Pull out every line below that contains the word "yznu".

Entries shown start

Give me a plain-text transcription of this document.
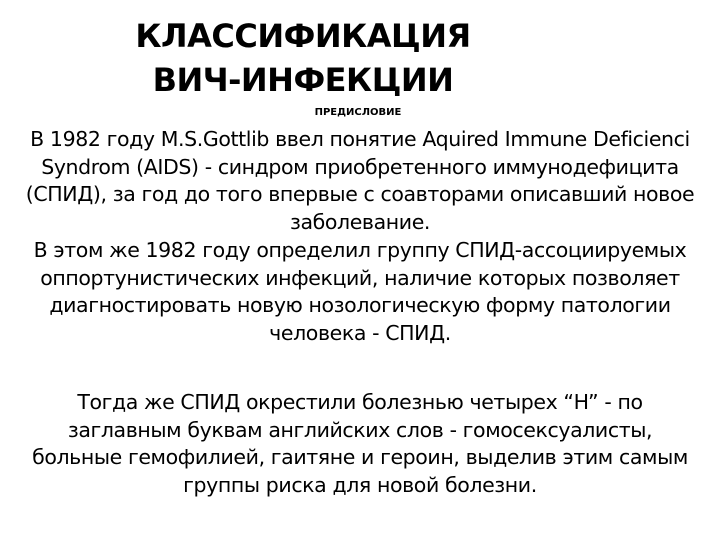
КЛАССИФИКАЦИЯ
ВИЧ-ИНФЕКЦИИ
ПРЕДИСЛОВИЕ
В 1982 году M.S.Gottlib ввел понятие Aquired Immune Deficienci Syndrom (AIDS) - синдром приобретенного иммунодефицита (СПИД), за год до того впервые с соавторами описавший новое заболевание.
В этом же 1982 году определил группу СПИД-ассоциируемых оппортунистических инфекций, наличие которых позволяет диагностировать новую нозологическую форму патологии человека - СПИД.
Тогда же СПИД окрестили болезнью четырех “H” - по заглавным буквам английских слов - гомосексуалисты, больные гемофилией, гаитяне и героин, выделив этим самым группы риска для новой болезни.
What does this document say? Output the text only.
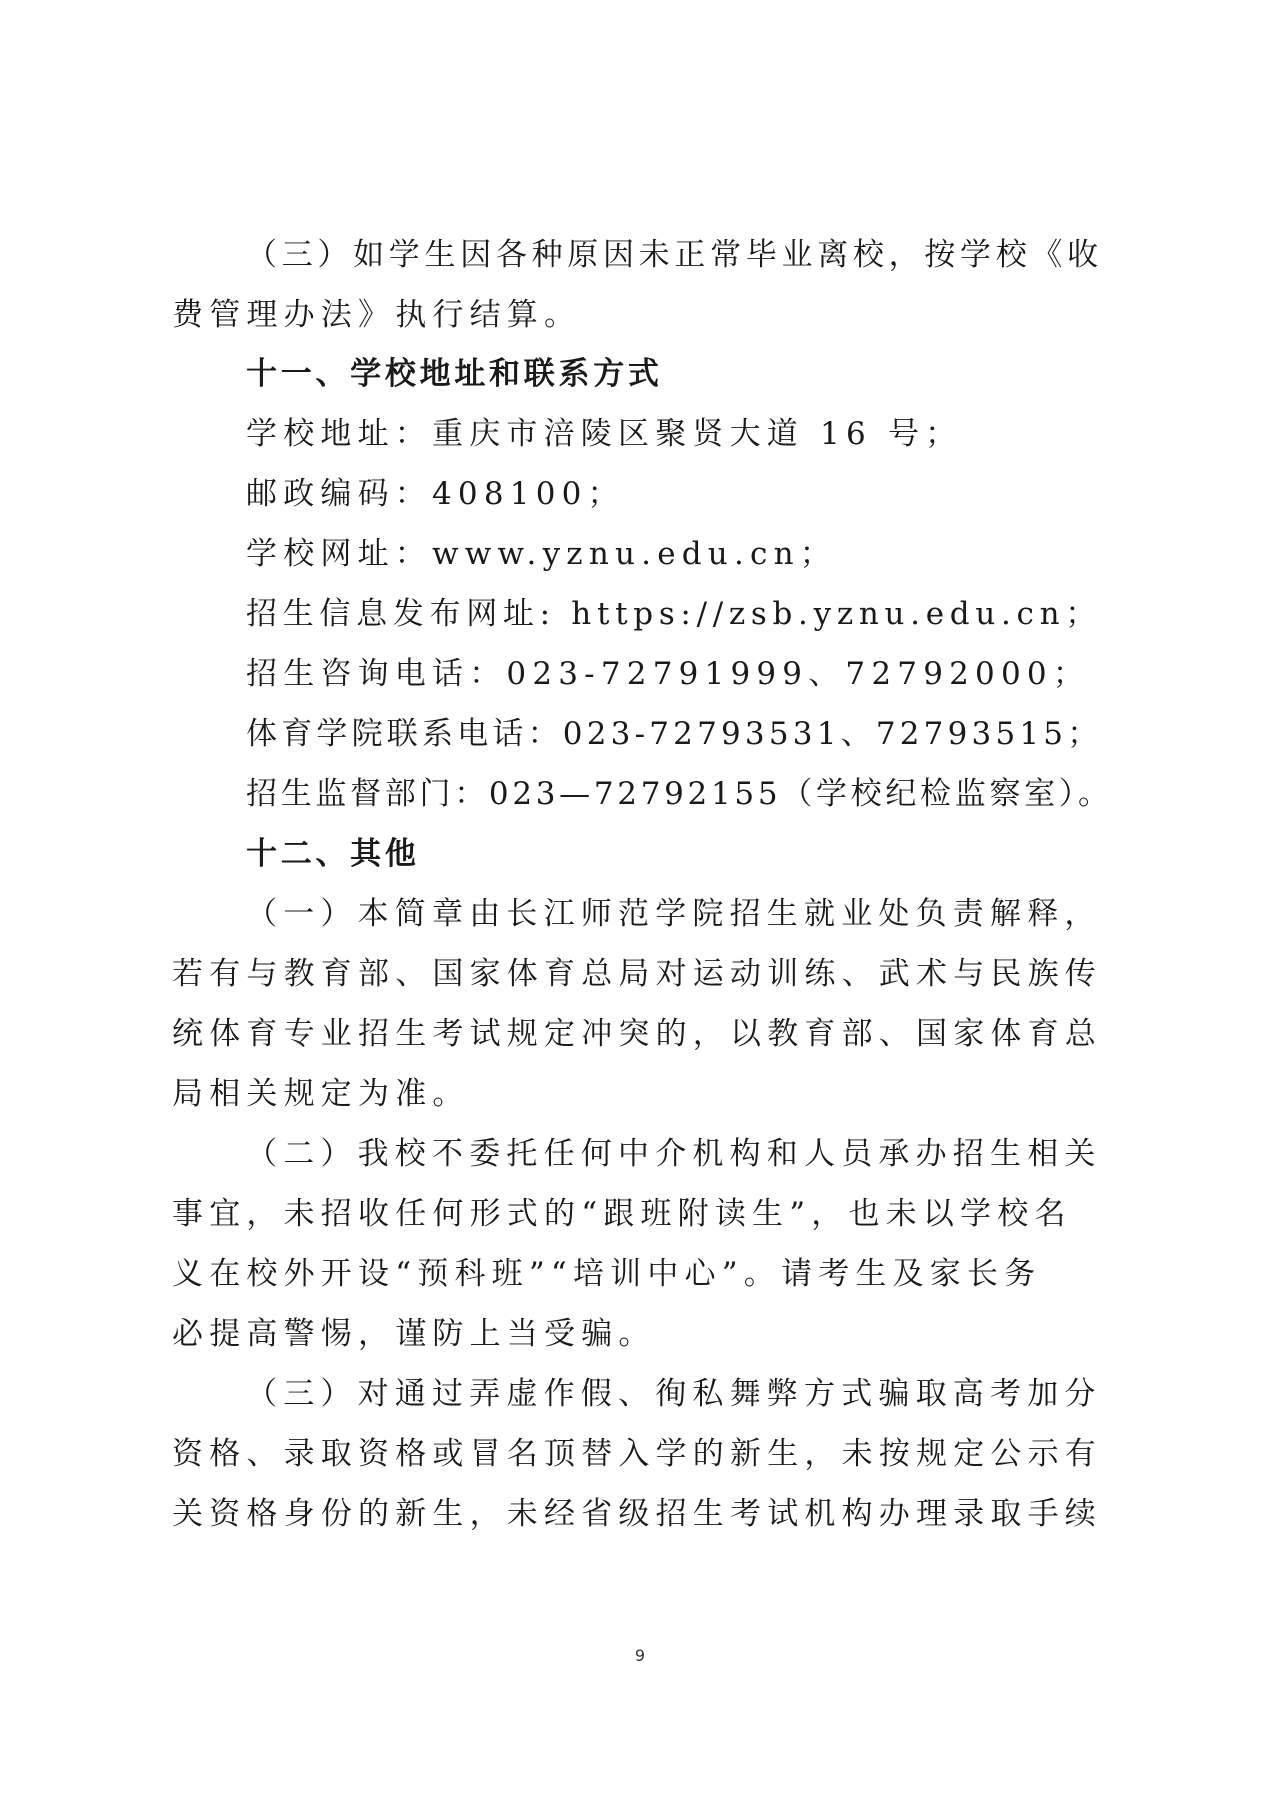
（三）如学生因各种原因未正常毕业离校，按学校《收
费管理办法》执行结算。
十一、学校地址和联系方式
学校地址：重庆市涪陵区聚贤大道 16 号；
邮政编码：408100；
学校网址：www.yznu.edu.cn；
招生信息发布网址: https://zsb.yznu.edu.cn；
招生咨询电话：023-72791999、72792000；
体育学院联系电话：023-72793531、72793515；
招生监督部门：023—72792155（学校纪检监察室）。
十二、其他
（一）本简章由长江师范学院招生就业处负责解释，
若有与教育部、国家体育总局对运动训练、武术与民族传
统体育专业招生考试规定冲突的，以教育部、国家体育总
局相关规定为准。
（二）我校不委托任何中介机构和人员承办招生相关
事宜，未招收任何形式的“跟班附读生”，也未以学校名
义在校外开设“预科班”“培训中心”。请考生及家长务
必提高警惕，谨防上当受骗。
（三）对通过弄虚作假、徇私舞弊方式骗取高考加分
资格、录取资格或冒名顶替入学的新生，未按规定公示有
关资格身份的新生，未经省级招生考试机构办理录取手续
9
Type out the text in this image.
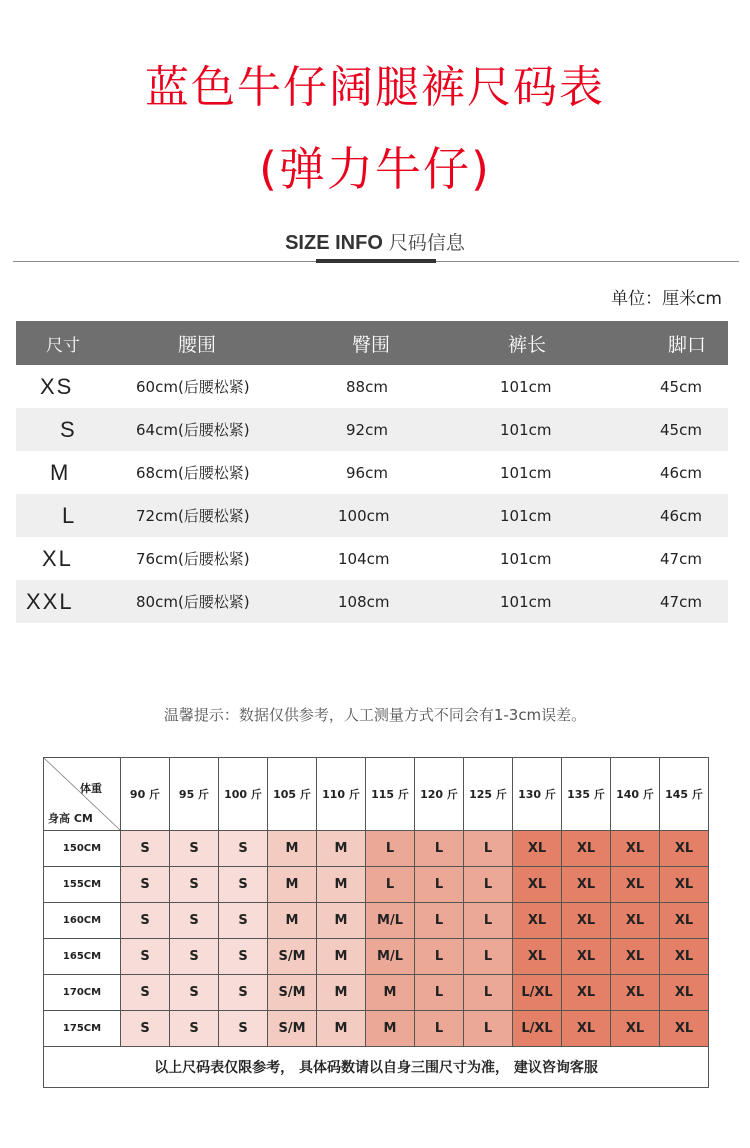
蓝色牛仔阔腿裤尺码表
(弹力牛仔)
SIZE INFO 尺码信息
单位：厘米cm
尺寸	腰围	臀围	裤长	脚口
XS	60cm(后腰松紧)	88cm	101cm	45cm
S	64cm(后腰松紧)	92cm	101cm	45cm
M	68cm(后腰松紧)	96cm	101cm	46cm
L	72cm(后腰松紧)	100cm	101cm	46cm
XL	76cm(后腰松紧)	104cm	101cm	47cm
XXL	80cm(后腰松紧)	108cm	101cm	47cm
温馨提示：数据仅供参考，人工测量方式不同会有1-3cm误差。
体重
身高 CM	90 斤	95 斤	100 斤	105 斤	110 斤	115 斤	120 斤	125 斤	130 斤	135 斤	140 斤	145 斤
150CM	S	S	S	M	M	L	L	L	XL	XL	XL	XL
155CM	S	S	S	M	M	L	L	L	XL	XL	XL	XL
160CM	S	S	S	M	M	M/L	L	L	XL	XL	XL	XL
165CM	S	S	S	S/M	M	M/L	L	L	XL	XL	XL	XL
170CM	S	S	S	S/M	M	M	L	L	L/XL	XL	XL	XL
175CM	S	S	S	S/M	M	M	L	L	L/XL	XL	XL	XL
以上尺码表仅限参考， 具体码数请以自身三围尺寸为准， 建议咨询客服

Entries shown end

## Result
学校网址：www.yznu.edu.cn；
招生信息发布网址: https://zsb.yznu.edu.cn；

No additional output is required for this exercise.